* DATA EXTRACT *
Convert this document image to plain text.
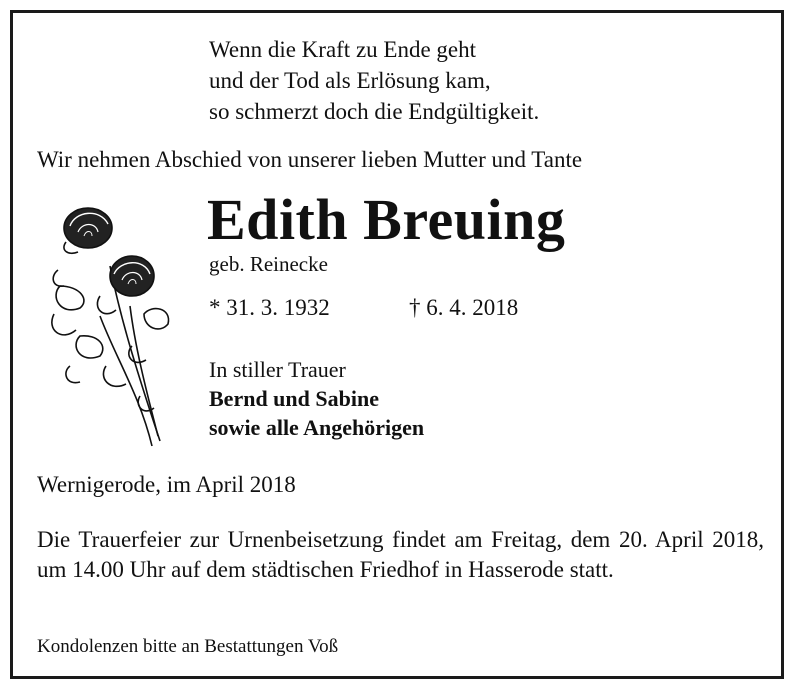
Wenn die Kraft zu Ende geht
und der Tod als Erlösung kam,
so schmerzt doch die Endgültigkeit.
Wir nehmen Abschied von unserer lieben Mutter und Tante
Edith Breuing
geb. Reinecke
* 31. 3. 1932	† 6. 4. 2018
In stiller Trauer
Bernd und Sabine
sowie alle Angehörigen
Wernigerode, im April 2018
Die Trauerfeier zur Urnenbeisetzung findet am Freitag, dem 20. April 2018, um 14.00 Uhr auf dem städtischen Friedhof in Hasserode statt.
Kondolenzen bitte an Bestattungen Voß
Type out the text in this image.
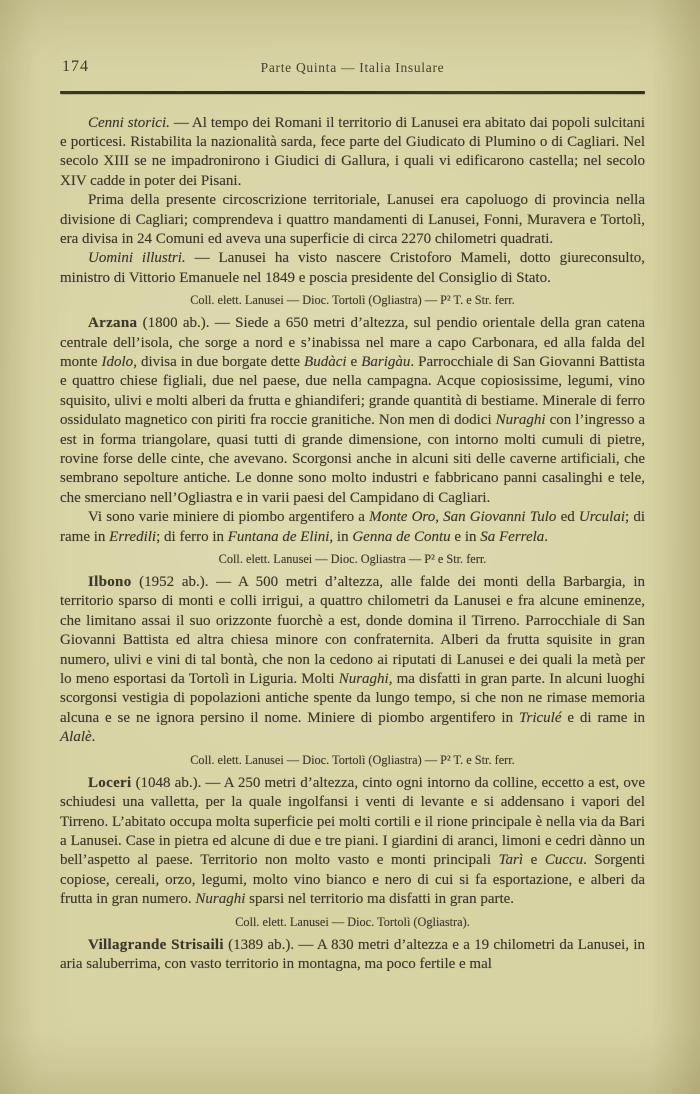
174	Parte Quinta — Italia Insulare

Cenni storici. — Al tempo dei Romani il territorio di Lanusei era abitato dai popoli sulcitani e porticesi. Ristabilita la nazionalità sarda, fece parte del Giudicato di Plumino o di Cagliari. Nel secolo XIII se ne impadronirono i Giudici di Gallura, i quali vi edificarono castella; nel secolo XIV cadde in poter dei Pisani.

Prima della presente circoscrizione territoriale, Lanusei era capoluogo di provincia nella divisione di Cagliari; comprendeva i quattro mandamenti di Lanusei, Fonni, Muravera e Tortolì, era divisa in 24 Comuni ed aveva una superficie di circa 2270 chilometri quadrati.

Uomini illustri. — Lanusei ha visto nascere Cristoforo Mameli, dotto giureconsulto, ministro di Vittorio Emanuele nel 1849 e poscia presidente del Consiglio di Stato.

Coll. elett. Lanusei — Dioc. Tortolì (Ogliastra) — P² T. e Str. ferr.

Arzana (1800 ab.). — Siede a 650 metri d’altezza, sul pendio orientale della gran catena centrale dell’isola, che sorge a nord e s’inabissa nel mare a capo Carbonara, ed alla falda del monte Idolo, divisa in due borgate dette Budàci e Barigàu. Parrocchiale di San Giovanni Battista e quattro chiese figliali, due nel paese, due nella campagna. Acque copiosissime, legumi, vino squisito, ulivi e molti alberi da frutta e ghiandiferi; grande quantità di bestiame. Minerale di ferro ossidulato magnetico con piriti fra roccie granitiche. Non men di dodici Nuraghi con l’ingresso a est in forma triangolare, quasi tutti di grande dimensione, con intorno molti cumuli di pietre, rovine forse delle cinte, che avevano. Scorgonsi anche in alcuni siti delle caverne artificiali, che sembrano sepolture antiche. Le donne sono molto industri e fabbricano panni casalinghi e tele, che smerciano nell’Ogliastra e in varii paesi del Campidano di Cagliari.

Vi sono varie miniere di piombo argentifero a Monte Oro, San Giovanni Tulo ed Urculai; di rame in Erredili; di ferro in Funtana de Elini, in Genna de Contu e in Sa Ferrela.

Coll. elett. Lanusei — Dioc. Ogliastra — P² e Str. ferr.

Ilbono (1952 ab.). — A 500 metri d’altezza, alle falde dei monti della Barbargia, in territorio sparso di monti e colli irrigui, a quattro chilometri da Lanusei e fra alcune eminenze, che limitano assai il suo orizzonte fuorchè a est, donde domina il Tirreno. Parrocchiale di San Giovanni Battista ed altra chiesa minore con confraternita. Alberi da frutta squisite in gran numero, ulivi e vini di tal bontà, che non la cedono ai riputati di Lanusei e dei quali la metà per lo meno esportasi da Tortolì in Liguria. Molti Nuraghi, ma disfatti in gran parte. In alcuni luoghi scorgonsi vestigia di popolazioni antiche spente da lungo tempo, si che non ne rimase memoria alcuna e se ne ignora persino il nome. Miniere di piombo argentifero in Triculé e di rame in Alalè.

Coll. elett. Lanusei — Dioc. Tortolì (Ogliastra) — P² T. e Str. ferr.

Loceri (1048 ab.). — A 250 metri d’altezza, cinto ogni intorno da colline, eccetto a est, ove schiudesi una valletta, per la quale ingolfansi i venti di levante e si addensano i vapori del Tirreno. L’abitato occupa molta superficie pei molti cortili e il rione principale è nella via da Bari a Lanusei. Case in pietra ed alcune di due e tre piani. I giardini di aranci, limoni e cedri dànno un bell’aspetto al paese. Territorio non molto vasto e monti principali Tarì e Cuccu. Sorgenti copiose, cereali, orzo, legumi, molto vino bianco e nero di cui si fa esportazione, e alberi da frutta in gran numero. Nuraghi sparsi nel territorio ma disfatti in gran parte.

Coll. elett. Lanusei — Dioc. Tortolì (Ogliastra).

Villagrande Strisaili (1389 ab.). — A 830 metri d’altezza e a 19 chilometri da Lanusei, in aria saluberrima, con vasto territorio in montagna, ma poco fertile e mal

* TASK PROMPT *
Reply with one number: the count of lines in the entries that include the word "image".

* THE COMPLETED TASK *
2